> [Your task]
Search the material for the string "content" and copy each line where it occurs.

> [Entries shown]
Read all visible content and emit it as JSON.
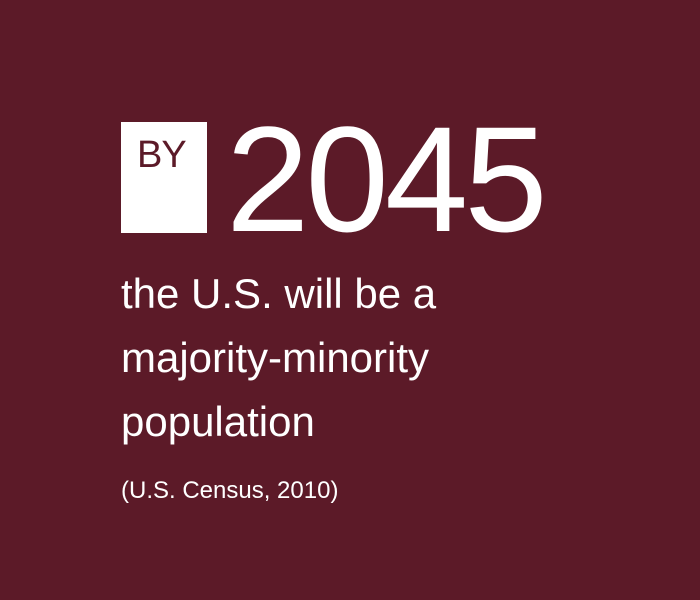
{
  "badge": {
    "label": "BY"
  },
  "headline": {
    "year": "2045"
  },
  "statement": {
    "lines": [
      "the U.S. will be a",
      "majority-minority",
      "population"
    ]
  },
  "citation": {
    "text": "(U.S. Census, 2010)"
  },
  "colors": {
    "background": "#5c1a28",
    "text": "#ffffff",
    "badge_background": "#ffffff",
    "badge_text": "#5c1a28"
  }
}
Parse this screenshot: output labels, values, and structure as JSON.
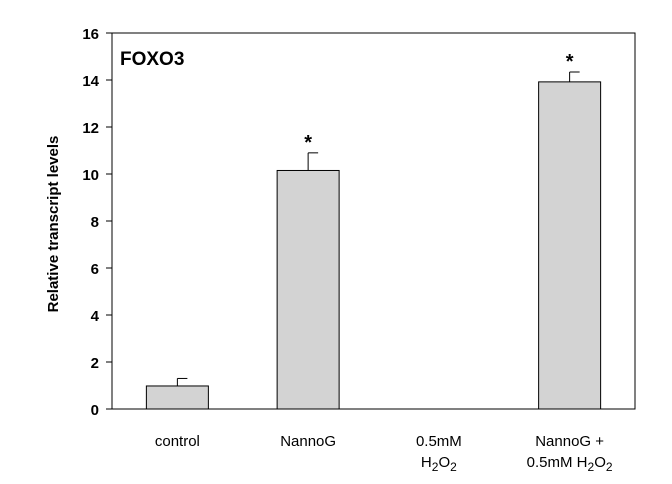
{
  "chart_data": {
    "type": "bar",
    "title": "FOXO3",
    "xlabel": "",
    "ylabel": "Relative transcript levels",
    "ylim": [
      0,
      16
    ],
    "yticks": [
      0,
      2,
      4,
      6,
      8,
      10,
      12,
      14,
      16
    ],
    "grid": false,
    "legend": "none",
    "categories": [
      {
        "lines": [
          [
            {
              "t": "control"
            }
          ]
        ]
      },
      {
        "lines": [
          [
            {
              "t": "NannoG"
            }
          ]
        ]
      },
      {
        "lines": [
          [
            {
              "t": "0.5mM"
            }
          ],
          [
            {
              "t": "H"
            },
            {
              "t": "2",
              "sub": true
            },
            {
              "t": "O"
            },
            {
              "t": "2",
              "sub": true
            }
          ]
        ]
      },
      {
        "lines": [
          [
            {
              "t": "NannoG  +"
            }
          ],
          [
            {
              "t": "0.5mM H"
            },
            {
              "t": "2",
              "sub": true
            },
            {
              "t": "O"
            },
            {
              "t": "2",
              "sub": true
            }
          ]
        ]
      }
    ],
    "values": [
      0.98,
      10.15,
      0,
      13.92
    ],
    "errors": [
      0.32,
      0.75,
      0,
      0.42
    ],
    "significance": [
      "",
      "*",
      "",
      "*"
    ],
    "bar_color": "#d3d3d3",
    "bar_edge_color": "#000000"
  }
}
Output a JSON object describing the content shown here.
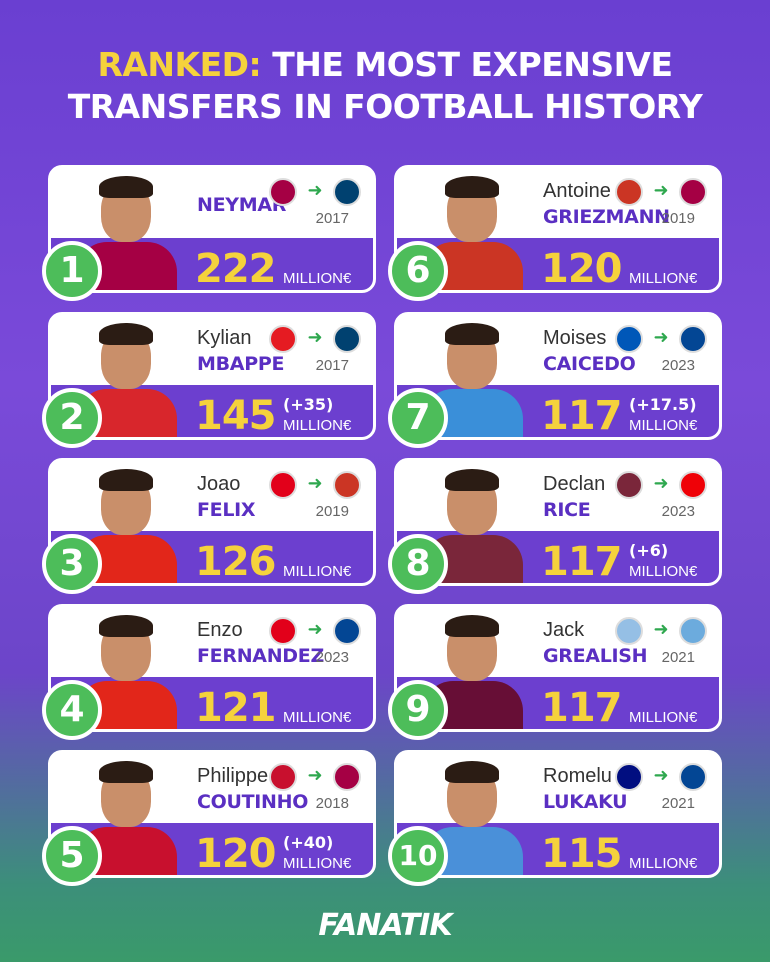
{
  "title": {
    "highlight": "RANKED:",
    "line1_rest": " THE MOST EXPENSIVE",
    "line2": "TRANSFERS IN FOOTBALL HISTORY"
  },
  "unit": "MILLION€",
  "players": [
    {
      "rank": "1",
      "first": "",
      "last": "NEYMAR",
      "year": "2017",
      "amount": "222",
      "extra": "",
      "from_club": "barcelona-badge",
      "to_club": "psg-badge",
      "from_color": "#a50044",
      "to_color": "#004170",
      "shirt": "#a50044"
    },
    {
      "rank": "2",
      "first": "Kylian",
      "last": "MBAPPE",
      "year": "2017",
      "amount": "145",
      "extra": "(+35)",
      "from_club": "monaco-badge",
      "to_club": "psg-badge",
      "from_color": "#e51b22",
      "to_color": "#004170",
      "shirt": "#d8262c"
    },
    {
      "rank": "3",
      "first": "Joao",
      "last": "FELIX",
      "year": "2019",
      "amount": "126",
      "extra": "",
      "from_club": "benfica-badge",
      "to_club": "atletico-badge",
      "from_color": "#e2001a",
      "to_color": "#cb3524",
      "shirt": "#e2261a"
    },
    {
      "rank": "4",
      "first": "Enzo",
      "last": "FERNANDEZ",
      "year": "2023",
      "amount": "121",
      "extra": "",
      "from_club": "benfica-badge",
      "to_club": "chelsea-badge",
      "from_color": "#e2001a",
      "to_color": "#034694",
      "shirt": "#e2261a"
    },
    {
      "rank": "5",
      "first": "Philippe",
      "last": "COUTINHO",
      "year": "2018",
      "amount": "120",
      "extra": "(+40)",
      "from_club": "liverpool-badge",
      "to_club": "barcelona-badge",
      "from_color": "#c8102e",
      "to_color": "#a50044",
      "shirt": "#c8102e"
    },
    {
      "rank": "6",
      "first": "Antoine",
      "last": "GRIEZMANN",
      "year": "2019",
      "amount": "120",
      "extra": "",
      "from_club": "atletico-badge",
      "to_club": "barcelona-badge",
      "from_color": "#cb3524",
      "to_color": "#a50044",
      "shirt": "#cb3524"
    },
    {
      "rank": "7",
      "first": "Moises",
      "last": "CAICEDO",
      "year": "2023",
      "amount": "117",
      "extra": "(+17.5)",
      "from_club": "brighton-badge",
      "to_club": "chelsea-badge",
      "from_color": "#0057b8",
      "to_color": "#034694",
      "shirt": "#3a8fd9"
    },
    {
      "rank": "8",
      "first": "Declan",
      "last": "RICE",
      "year": "2023",
      "amount": "117",
      "extra": "(+6)",
      "from_club": "west-ham-badge",
      "to_club": "arsenal-badge",
      "from_color": "#7a263a",
      "to_color": "#ef0107",
      "shirt": "#7a263a"
    },
    {
      "rank": "9",
      "first": "Jack",
      "last": "GREALISH",
      "year": "2021",
      "amount": "117",
      "extra": "",
      "from_club": "aston-villa-badge",
      "to_club": "man-city-badge",
      "from_color": "#95bfe5",
      "to_color": "#6cabdd",
      "shirt": "#670e36"
    },
    {
      "rank": "10",
      "first": "Romelu",
      "last": "LUKAKU",
      "year": "2021",
      "amount": "115",
      "extra": "",
      "from_club": "inter-badge",
      "to_club": "chelsea-badge",
      "from_color": "#010e80",
      "to_color": "#034694",
      "shirt": "#4a90d9"
    }
  ],
  "footer": {
    "logo": "FANATIK"
  }
}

> [The result]
Read all visible content and emit it as JSON.
Output a JSON object describing the content shown here.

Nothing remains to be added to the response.